Report how many lines below contain the word "total". Give only the number.

[Data supplied]
• • • •

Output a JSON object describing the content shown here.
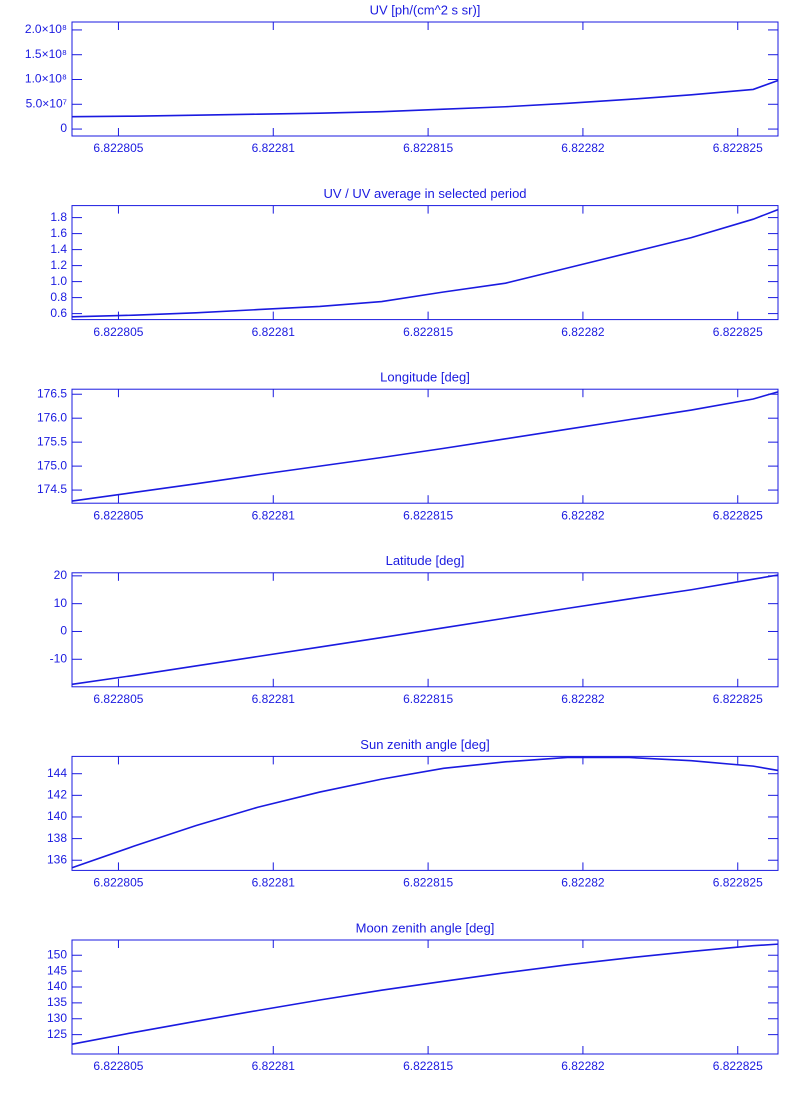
{
  "chart_data": [
    {
      "type": "line",
      "title": "UV [ph/(cm^2 s sr)]",
      "color": "#1a1ae0",
      "x": [
        6.8228035,
        6.8228055,
        6.8228075,
        6.8228095,
        6.8228115,
        6.8228135,
        6.8228155,
        6.8228175,
        6.8228195,
        6.8228215,
        6.8228235,
        6.8228255,
        6.8228263
      ],
      "values": [
        25000000,
        26000000,
        28000000,
        30000000,
        32000000,
        35000000,
        40000000,
        45000000,
        52000000,
        60000000,
        69000000,
        80000000,
        98000000
      ],
      "xlim": [
        6.8228035,
        6.8228263
      ],
      "xticks": [
        6.822805,
        6.82281,
        6.822815,
        6.82282,
        6.822825
      ],
      "ylim": [
        -14000000,
        216000000
      ],
      "yticks": [
        0,
        {
          "value": 50000000,
          "label": "5.0×10⁷"
        },
        {
          "value": 100000000,
          "label": "1.0×10⁸"
        },
        {
          "value": 150000000,
          "label": "1.5×10⁸"
        },
        {
          "value": 200000000,
          "label": "2.0×10⁸"
        }
      ]
    },
    {
      "type": "line",
      "title": "UV / UV average in selected period",
      "color": "#1a1ae0",
      "x": [
        6.8228035,
        6.8228055,
        6.8228075,
        6.8228095,
        6.8228115,
        6.8228135,
        6.8228155,
        6.8228175,
        6.8228195,
        6.8228215,
        6.8228235,
        6.8228255,
        6.8228263
      ],
      "values": [
        0.56,
        0.58,
        0.61,
        0.65,
        0.69,
        0.75,
        0.87,
        0.98,
        1.17,
        1.36,
        1.55,
        1.78,
        1.9
      ],
      "xlim": [
        6.8228035,
        6.8228263
      ],
      "xticks": [
        6.822805,
        6.82281,
        6.822815,
        6.82282,
        6.822825
      ],
      "ylim": [
        0.525,
        1.95
      ],
      "yticks": [
        0.6,
        0.8,
        {
          "value": 1,
          "label": "1.0"
        },
        1.2,
        1.4,
        1.6,
        1.8
      ]
    },
    {
      "type": "line",
      "title": "Longitude [deg]",
      "color": "#1a1ae0",
      "x": [
        6.8228035,
        6.8228055,
        6.8228075,
        6.8228095,
        6.8228115,
        6.8228135,
        6.8228155,
        6.8228175,
        6.8228195,
        6.8228215,
        6.8228235,
        6.8228255,
        6.8228263
      ],
      "values": [
        174.27,
        174.45,
        174.63,
        174.82,
        175.0,
        175.18,
        175.37,
        175.57,
        175.77,
        175.97,
        176.17,
        176.4,
        176.55
      ],
      "xlim": [
        6.8228035,
        6.8228263
      ],
      "xticks": [
        6.822805,
        6.82281,
        6.822815,
        6.82282,
        6.822825
      ],
      "ylim": [
        174.226,
        176.605
      ],
      "yticks": [
        174.5,
        {
          "value": 175,
          "label": "175.0"
        },
        175.5,
        {
          "value": 176,
          "label": "176.0"
        },
        176.5
      ]
    },
    {
      "type": "line",
      "title": "Latitude [deg]",
      "color": "#1a1ae0",
      "x": [
        6.8228035,
        6.8228055,
        6.8228075,
        6.8228095,
        6.8228115,
        6.8228135,
        6.8228155,
        6.8228175,
        6.8228195,
        6.8228215,
        6.8228235,
        6.8228255,
        6.8228263
      ],
      "values": [
        -19,
        -15.8,
        -12.4,
        -9.0,
        -5.6,
        -2.2,
        1.3,
        4.8,
        8.3,
        11.7,
        15.0,
        18.8,
        20.3
      ],
      "xlim": [
        6.8228035,
        6.8228263
      ],
      "xticks": [
        6.822805,
        6.82281,
        6.822815,
        6.82282,
        6.822825
      ],
      "ylim": [
        -19.9,
        21.1
      ],
      "yticks": [
        -10,
        0,
        10,
        20
      ]
    },
    {
      "type": "line",
      "title": "Sun zenith angle [deg]",
      "color": "#1a1ae0",
      "x": [
        6.8228035,
        6.8228055,
        6.8228075,
        6.8228095,
        6.8228115,
        6.8228135,
        6.8228155,
        6.8228175,
        6.8228195,
        6.8228215,
        6.8228235,
        6.8228255,
        6.8228263
      ],
      "values": [
        135.3,
        137.3,
        139.2,
        140.9,
        142.3,
        143.5,
        144.5,
        145.1,
        145.5,
        145.5,
        145.2,
        144.7,
        144.3
      ],
      "xlim": [
        6.8228035,
        6.8228263
      ],
      "xticks": [
        6.822805,
        6.82281,
        6.822815,
        6.82282,
        6.822825
      ],
      "ylim": [
        135.06,
        145.6
      ],
      "yticks": [
        136,
        138,
        140,
        142,
        144
      ]
    },
    {
      "type": "line",
      "title": "Moon zenith angle [deg]",
      "color": "#1a1ae0",
      "x": [
        6.8228035,
        6.8228055,
        6.8228075,
        6.8228095,
        6.8228115,
        6.8228135,
        6.8228155,
        6.8228175,
        6.8228195,
        6.8228215,
        6.8228235,
        6.8228255,
        6.8228263
      ],
      "values": [
        122,
        125.7,
        129.2,
        132.6,
        135.9,
        139.0,
        141.8,
        144.5,
        147.0,
        149.2,
        151.2,
        153.0,
        153.5
      ],
      "xlim": [
        6.8228035,
        6.8228263
      ],
      "xticks": [
        6.822805,
        6.82281,
        6.822815,
        6.82282,
        6.822825
      ],
      "ylim": [
        118.9,
        154.8
      ],
      "yticks": [
        125,
        130,
        135,
        140,
        145,
        150
      ]
    }
  ]
}
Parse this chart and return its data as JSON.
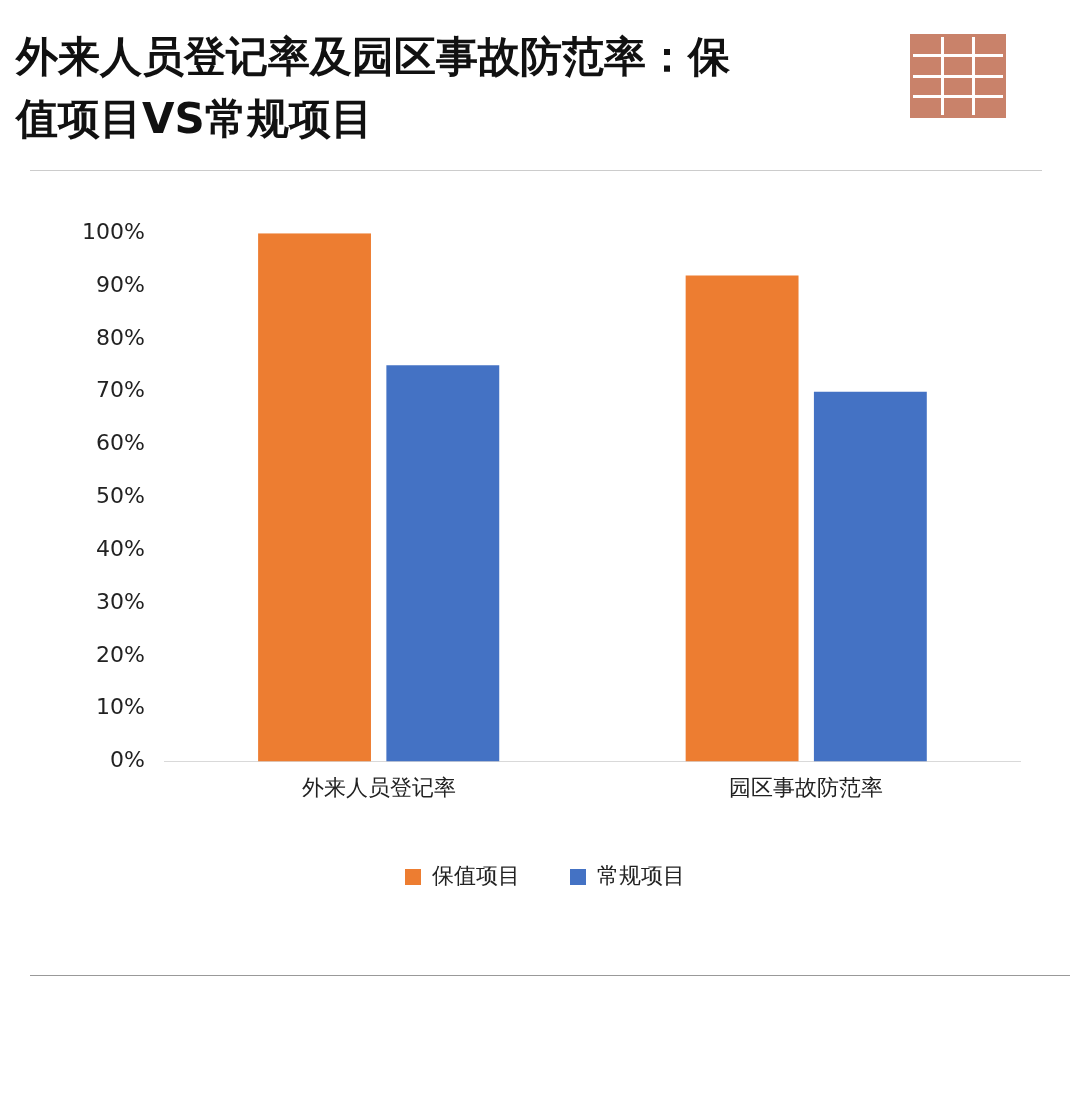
{
  "chart_data": {
    "type": "bar",
    "title": "外来人员登记率及园区事故防范率：保值项目VS常规项目",
    "categories": [
      "外来人员登记率",
      "园区事故防范率"
    ],
    "series": [
      {
        "name": "保值项目",
        "color": "#ed7d31",
        "values": [
          100,
          92
        ]
      },
      {
        "name": "常规项目",
        "color": "#4472c4",
        "values": [
          75,
          70
        ]
      }
    ],
    "ylim": [
      0,
      100
    ],
    "yticks": [
      {
        "value": 0,
        "label": "0%"
      },
      {
        "value": 10,
        "label": "10%"
      },
      {
        "value": 20,
        "label": "20%"
      },
      {
        "value": 30,
        "label": "30%"
      },
      {
        "value": 40,
        "label": "40%"
      },
      {
        "value": 50,
        "label": "50%"
      },
      {
        "value": 60,
        "label": "60%"
      },
      {
        "value": 70,
        "label": "70%"
      },
      {
        "value": 80,
        "label": "80%"
      },
      {
        "value": 90,
        "label": "90%"
      },
      {
        "value": 100,
        "label": "100%"
      }
    ],
    "grid": false,
    "legend": "bottom"
  }
}
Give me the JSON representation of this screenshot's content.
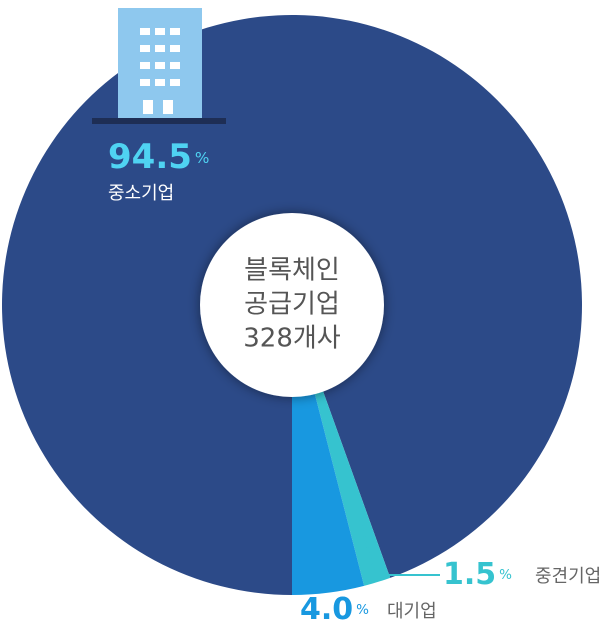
{
  "chart_data": {
    "type": "pie",
    "donut": true,
    "categories": [
      "중소기업",
      "중견기업",
      "대기업"
    ],
    "values": [
      94.5,
      1.5,
      4.0
    ],
    "value_labels": [
      "94.5",
      "1.5",
      "4.0"
    ],
    "unit": "%",
    "colors": [
      "#2c4a88",
      "#36c3cf",
      "#1898e0"
    ],
    "center_label": [
      "블록체인",
      "공급기업",
      "328개사"
    ]
  }
}
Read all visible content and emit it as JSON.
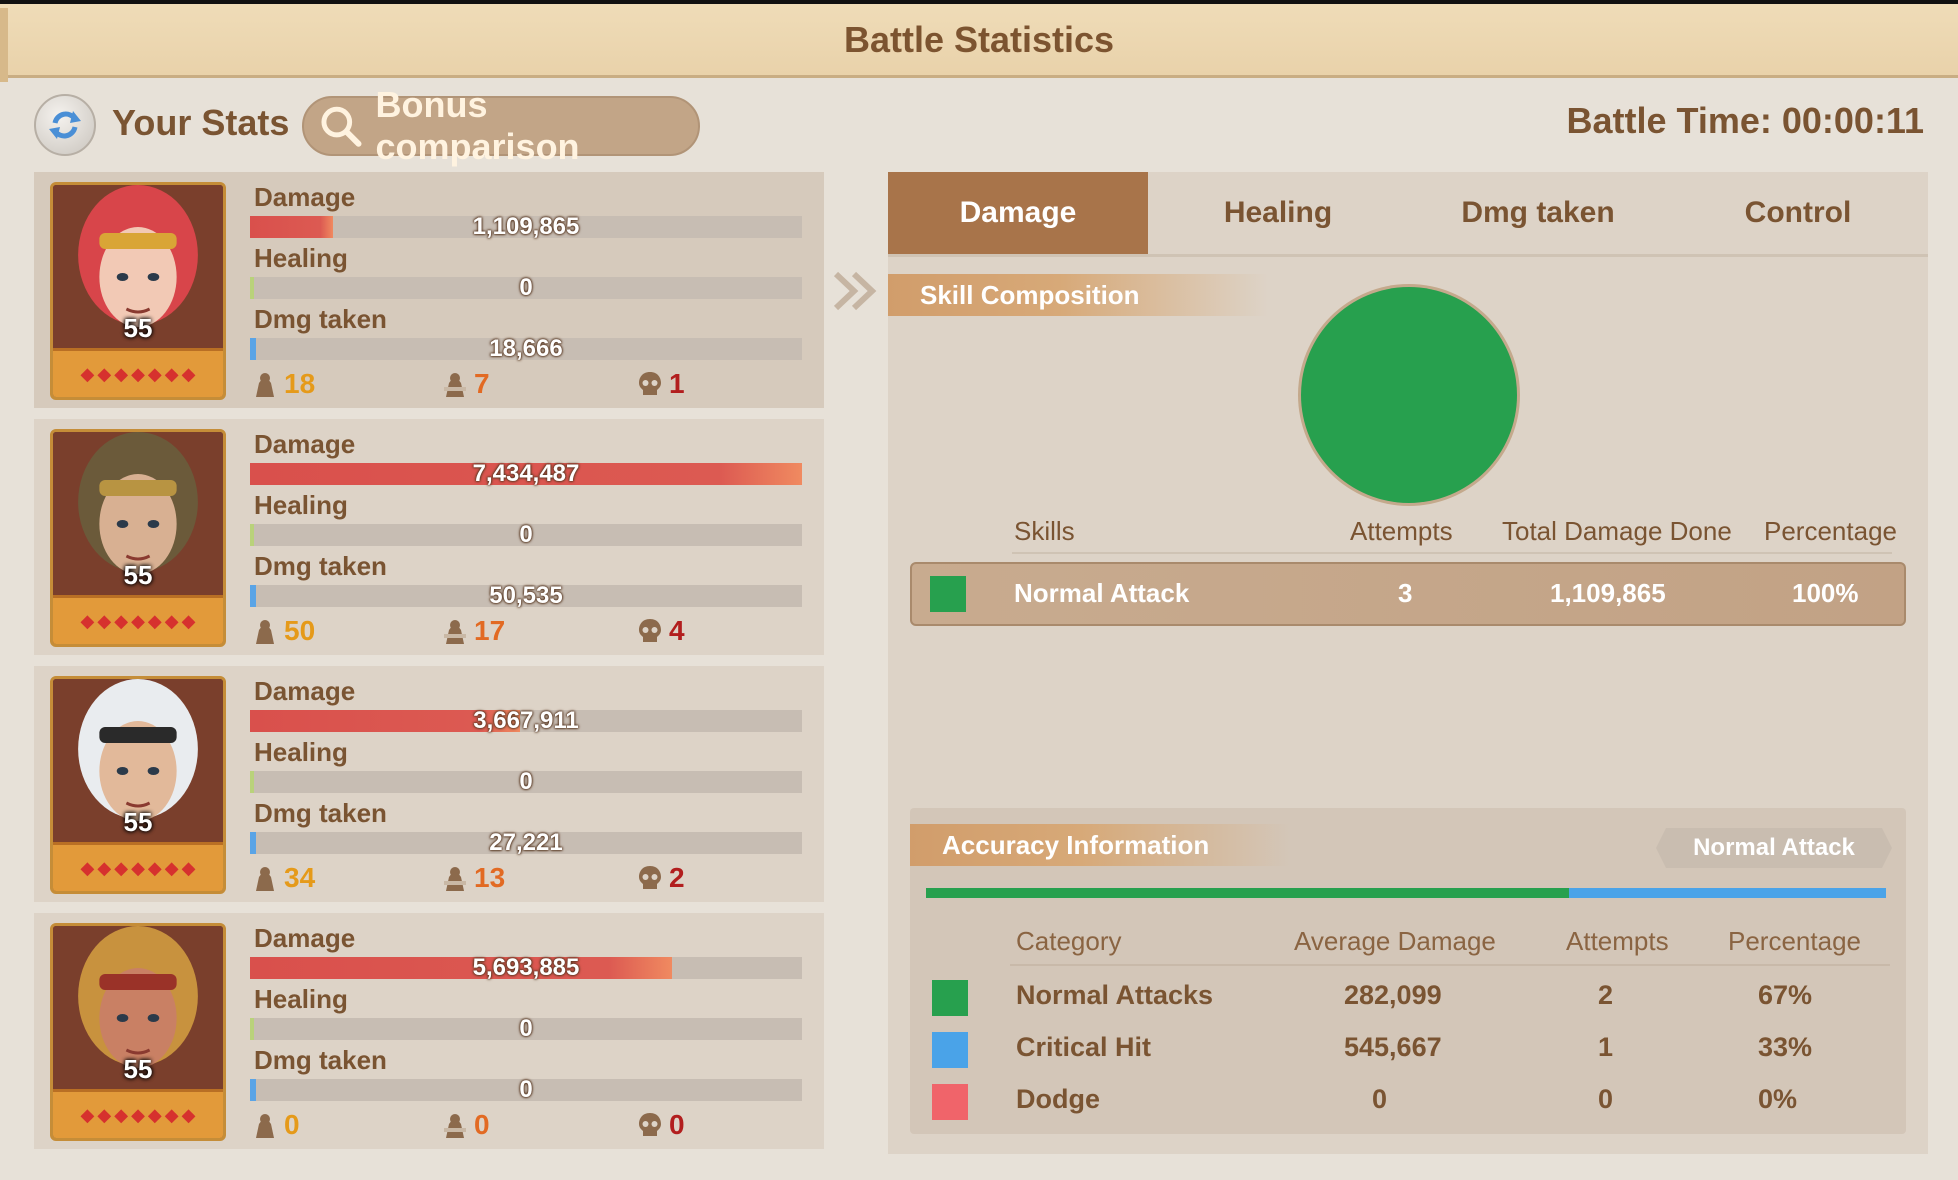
{
  "title": "Battle Statistics",
  "topbar": {
    "your_stats": "Your Stats",
    "bonus_label": "Bonus comparison",
    "battle_time": "Battle Time: 00:00:11"
  },
  "heroes": [
    {
      "level": "55",
      "damage_label": "Damage",
      "damage": "1,109,865",
      "damage_fraction": 0.15,
      "healing_label": "Healing",
      "healing": "0",
      "taken_label": "Dmg taken",
      "taken": "18,666",
      "taken_fraction": 0.01,
      "kills": "18",
      "severe": "7",
      "dead": "1"
    },
    {
      "level": "55",
      "damage_label": "Damage",
      "damage": "7,434,487",
      "damage_fraction": 1.0,
      "healing_label": "Healing",
      "healing": "0",
      "taken_label": "Dmg taken",
      "taken": "50,535",
      "taken_fraction": 0.01,
      "kills": "50",
      "severe": "17",
      "dead": "4"
    },
    {
      "level": "55",
      "damage_label": "Damage",
      "damage": "3,667,911",
      "damage_fraction": 0.49,
      "healing_label": "Healing",
      "healing": "0",
      "taken_label": "Dmg taken",
      "taken": "27,221",
      "taken_fraction": 0.01,
      "kills": "34",
      "severe": "13",
      "dead": "2"
    },
    {
      "level": "55",
      "damage_label": "Damage",
      "damage": "5,693,885",
      "damage_fraction": 0.765,
      "healing_label": "Healing",
      "healing": "0",
      "taken_label": "Dmg taken",
      "taken": "0",
      "taken_fraction": 0.01,
      "kills": "0",
      "severe": "0",
      "dead": "0"
    }
  ],
  "tabs": [
    "Damage",
    "Healing",
    "Dmg taken",
    "Control"
  ],
  "skill_composition": {
    "heading": "Skill Composition",
    "headers": {
      "skills": "Skills",
      "attempts": "Attempts",
      "total": "Total Damage Done",
      "percentage": "Percentage"
    },
    "rows": [
      {
        "color": "#27a04e",
        "skill": "Normal Attack",
        "attempts": "3",
        "total": "1,109,865",
        "percentage": "100%"
      }
    ]
  },
  "chart_data": {
    "type": "pie",
    "categories": [
      "Normal Attack"
    ],
    "values": [
      100
    ],
    "colors": [
      "#27a04e"
    ]
  },
  "accuracy": {
    "heading": "Accuracy Information",
    "tag": "Normal Attack",
    "headers": {
      "category": "Category",
      "avg": "Average Damage",
      "attempts": "Attempts",
      "percentage": "Percentage"
    },
    "rows": [
      {
        "color": "#27a04e",
        "category": "Normal Attacks",
        "avg": "282,099",
        "attempts": "2",
        "percentage": "67%"
      },
      {
        "color": "#4aa3e8",
        "category": "Critical Hit",
        "avg": "545,667",
        "attempts": "1",
        "percentage": "33%"
      },
      {
        "color": "#f0646a",
        "category": "Dodge",
        "avg": "0",
        "attempts": "0",
        "percentage": "0%"
      }
    ],
    "bar_fractions": [
      0.67,
      0.33,
      0.0
    ]
  },
  "colors": {
    "title_bg": "#ecd8b2",
    "active_tab": "#a8744a",
    "text_brown": "#7a5432",
    "damage_bar": "#d9504c",
    "kill_orange": "#e59a1a",
    "severe_orange": "#e26a23",
    "dead_red": "#b21e1e"
  }
}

• • • •

[The output]
2